→ **Brief**: Write the data out again exactly, dropping any images it holds.

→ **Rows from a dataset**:

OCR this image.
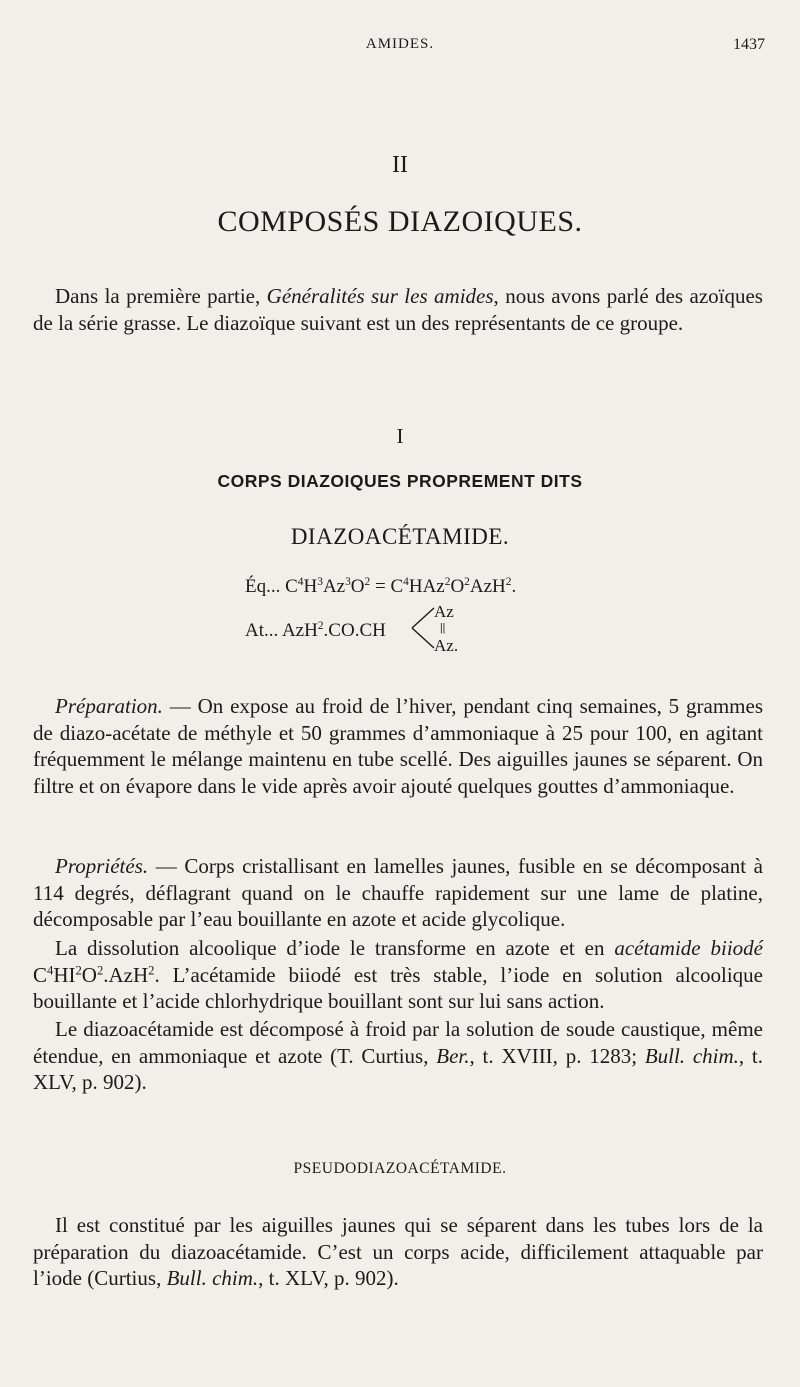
AMIDES.	1437
II
COMPOSÉS DIAZOIQUES.

Dans la première partie, Généralités sur les amides, nous avons parlé des azoïques de la série grasse. Le diazoïque suivant est un des représentants de ce groupe.

I
CORPS DIAZOIQUES PROPREMENT DITS
DIAZOACÉTAMIDE.
Éq... $C^4H^3Az^3O^2 = C^4HAz^2O^2AzH^2$.
At... AzH$^2$.CO.CH
Az
||
Az.

Préparation. — On expose au froid de l’hiver, pendant cinq semaines, 5 grammes de diazo-acétate de méthyle et 50 grammes d’ammoniaque à 25 pour 100, en agitant fréquemment le mélange maintenu en tube scellé. Des aiguilles jaunes se séparent. On filtre et on évapore dans le vide après avoir ajouté quelques gouttes d’ammoniaque.

Propriétés. — Corps cristallisant en lamelles jaunes, fusible en se décomposant à 114 degrés, déflagrant quand on le chauffe rapidement sur une lame de platine, décomposable par l’eau bouillante en azote et acide glycolique.

La dissolution alcoolique d’iode le transforme en azote et en acétamide biiodé $C^4HI^2O^2.AzH^2$. L’acétamide biiodé est très stable, l’iode en solution alcoolique bouillante et l’acide chlorhydrique bouillant sont sur lui sans action.

Le diazoacétamide est décomposé à froid par la solution de soude caustique, même étendue, en ammoniaque et azote (T. Curtius, Ber., t. XVIII, p. 1283; Bull. chim., t. XLV, p. 902).

PSEUDODIAZOACÉTAMIDE.

Il est constitué par les aiguilles jaunes qui se séparent dans les tubes lors de la préparation du diazoacétamide. C’est un corps acide, difficilement attaquable par l’iode (Curtius, Bull. chim., t. XLV, p. 902).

→ **Output for this exercise**:
OCR this image.
AMIDES.	1437
II
COMPOSÉS DIAZOIQUES.

Dans la première partie, Généralités sur les amides, nous avons parlé des azoïques de la série grasse. Le diazoïque suivant est un des représentants de ce groupe.

I
CORPS DIAZOIQUES PROPREMENT DITS
DIAZOACÉTAMIDE.
Éq... $C^4H^3Az^3O^2 = C^4HAz^2O^2AzH^2$.
At... AzH$^2$.CO.CH
Az
||
Az.

Préparation. — On expose au froid de l’hiver, pendant cinq semaines, 5 grammes de diazo-acétate de méthyle et 50 grammes d’ammoniaque à 25 pour 100, en agitant fréquemment le mélange maintenu en tube scellé. Des aiguilles jaunes se séparent. On filtre et on évapore dans le vide après avoir ajouté quelques gouttes d’ammoniaque.

Propriétés. — Corps cristallisant en lamelles jaunes, fusible en se décomposant à 114 degrés, déflagrant quand on le chauffe rapidement sur une lame de platine, décomposable par l’eau bouillante en azote et acide glycolique.

La dissolution alcoolique d’iode le transforme en azote et en acétamide biiodé $C^4HI^2O^2.AzH^2$. L’acétamide biiodé est très stable, l’iode en solution alcoolique bouillante et l’acide chlorhydrique bouillant sont sur lui sans action.

Le diazoacétamide est décomposé à froid par la solution de soude caustique, même étendue, en ammoniaque et azote (T. Curtius, Ber., t. XVIII, p. 1283; Bull. chim., t. XLV, p. 902).

PSEUDODIAZOACÉTAMIDE.

Il est constitué par les aiguilles jaunes qui se séparent dans les tubes lors de la préparation du diazoacétamide. C’est un corps acide, difficilement attaquable par l’iode (Curtius, Bull. chim., t. XLV, p. 902).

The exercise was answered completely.